◆ WHAT THIS TASK INVOLVES ◆
Omit the images. Copy each entry word for word.
******
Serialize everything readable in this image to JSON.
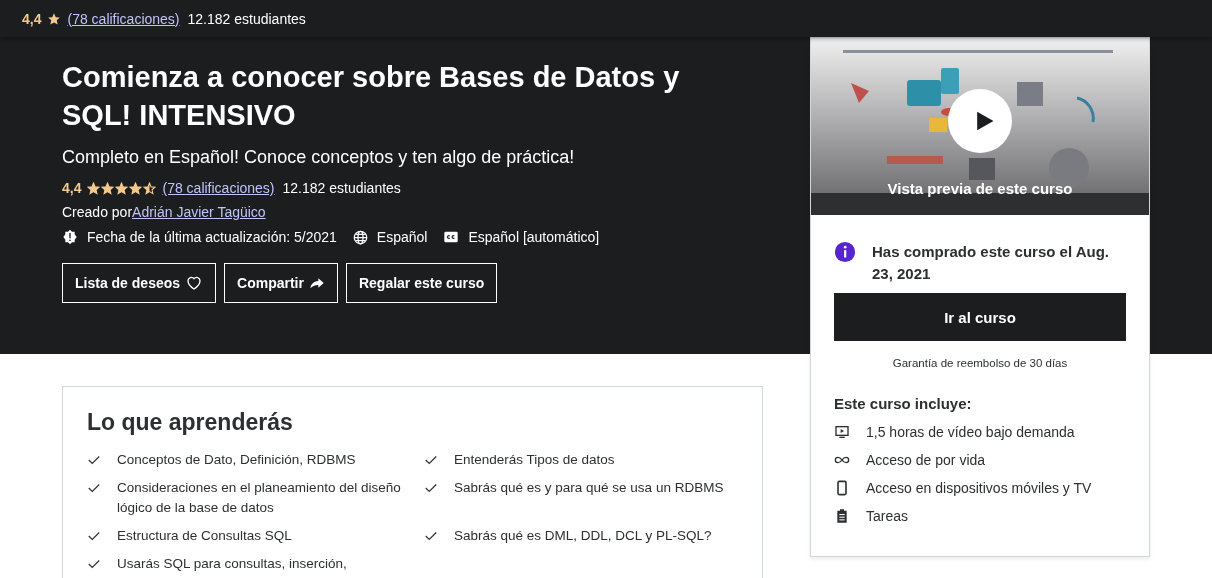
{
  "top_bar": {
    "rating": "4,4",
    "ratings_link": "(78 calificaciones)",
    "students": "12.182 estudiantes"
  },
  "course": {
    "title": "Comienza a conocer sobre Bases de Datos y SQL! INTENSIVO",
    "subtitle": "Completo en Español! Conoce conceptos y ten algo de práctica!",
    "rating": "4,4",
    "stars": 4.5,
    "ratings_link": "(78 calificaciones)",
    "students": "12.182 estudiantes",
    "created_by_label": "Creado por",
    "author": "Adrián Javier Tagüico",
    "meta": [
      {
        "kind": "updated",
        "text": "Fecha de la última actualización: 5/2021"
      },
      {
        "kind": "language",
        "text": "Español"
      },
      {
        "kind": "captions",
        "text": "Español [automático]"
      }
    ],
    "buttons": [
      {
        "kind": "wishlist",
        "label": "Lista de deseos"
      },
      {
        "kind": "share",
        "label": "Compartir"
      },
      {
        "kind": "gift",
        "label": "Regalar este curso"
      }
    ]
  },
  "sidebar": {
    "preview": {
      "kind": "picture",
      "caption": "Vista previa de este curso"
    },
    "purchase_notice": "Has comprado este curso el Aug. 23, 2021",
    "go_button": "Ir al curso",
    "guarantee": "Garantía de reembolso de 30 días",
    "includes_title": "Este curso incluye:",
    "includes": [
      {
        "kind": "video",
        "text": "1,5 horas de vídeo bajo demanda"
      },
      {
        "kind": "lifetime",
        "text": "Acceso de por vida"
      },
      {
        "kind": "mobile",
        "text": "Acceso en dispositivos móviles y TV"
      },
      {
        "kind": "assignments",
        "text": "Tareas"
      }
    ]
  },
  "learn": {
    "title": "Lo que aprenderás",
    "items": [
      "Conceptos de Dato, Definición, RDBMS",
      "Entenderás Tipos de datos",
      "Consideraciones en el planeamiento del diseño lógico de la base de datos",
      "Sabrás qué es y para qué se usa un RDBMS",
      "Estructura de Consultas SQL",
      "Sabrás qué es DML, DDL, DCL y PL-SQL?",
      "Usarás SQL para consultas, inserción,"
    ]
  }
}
******
◆ TASK RESULT ◆
Serialize everything readable in this image to JSON.
{
  "top_bar": {
    "rating": "4,4",
    "ratings_link": "(78 calificaciones)",
    "students": "12.182 estudiantes"
  },
  "course": {
    "title": "Comienza a conocer sobre Bases de Datos y SQL! INTENSIVO",
    "subtitle": "Completo en Español! Conoce conceptos y ten algo de práctica!",
    "rating": "4,4",
    "stars": 4.5,
    "ratings_link": "(78 calificaciones)",
    "students": "12.182 estudiantes",
    "created_by_label": "Creado por",
    "author": "Adrián Javier Tagüico",
    "meta": [
      {
        "kind": "updated",
        "text": "Fecha de la última actualización: 5/2021"
      },
      {
        "kind": "language",
        "text": "Español"
      },
      {
        "kind": "captions",
        "text": "Español [automático]"
      }
    ],
    "buttons": [
      {
        "kind": "wishlist",
        "label": "Lista de deseos"
      },
      {
        "kind": "share",
        "label": "Compartir"
      },
      {
        "kind": "gift",
        "label": "Regalar este curso"
      }
    ]
  },
  "sidebar": {
    "preview": {
      "kind": "picture",
      "caption": "Vista previa de este curso"
    },
    "purchase_notice": "Has comprado este curso el Aug. 23, 2021",
    "go_button": "Ir al curso",
    "guarantee": "Garantía de reembolso de 30 días",
    "includes_title": "Este curso incluye:",
    "includes": [
      {
        "kind": "video",
        "text": "1,5 horas de vídeo bajo demanda"
      },
      {
        "kind": "lifetime",
        "text": "Acceso de por vida"
      },
      {
        "kind": "mobile",
        "text": "Acceso en dispositivos móviles y TV"
      },
      {
        "kind": "assignments",
        "text": "Tareas"
      }
    ]
  },
  "learn": {
    "title": "Lo que aprenderás",
    "items": [
      "Conceptos de Dato, Definición, RDBMS",
      "Entenderás Tipos de datos",
      "Consideraciones en el planeamiento del diseño lógico de la base de datos",
      "Sabrás qué es y para qué se usa un RDBMS",
      "Estructura de Consultas SQL",
      "Sabrás qué es DML, DDL, DCL y PL-SQL?",
      "Usarás SQL para consultas, inserción,"
    ]
  }
}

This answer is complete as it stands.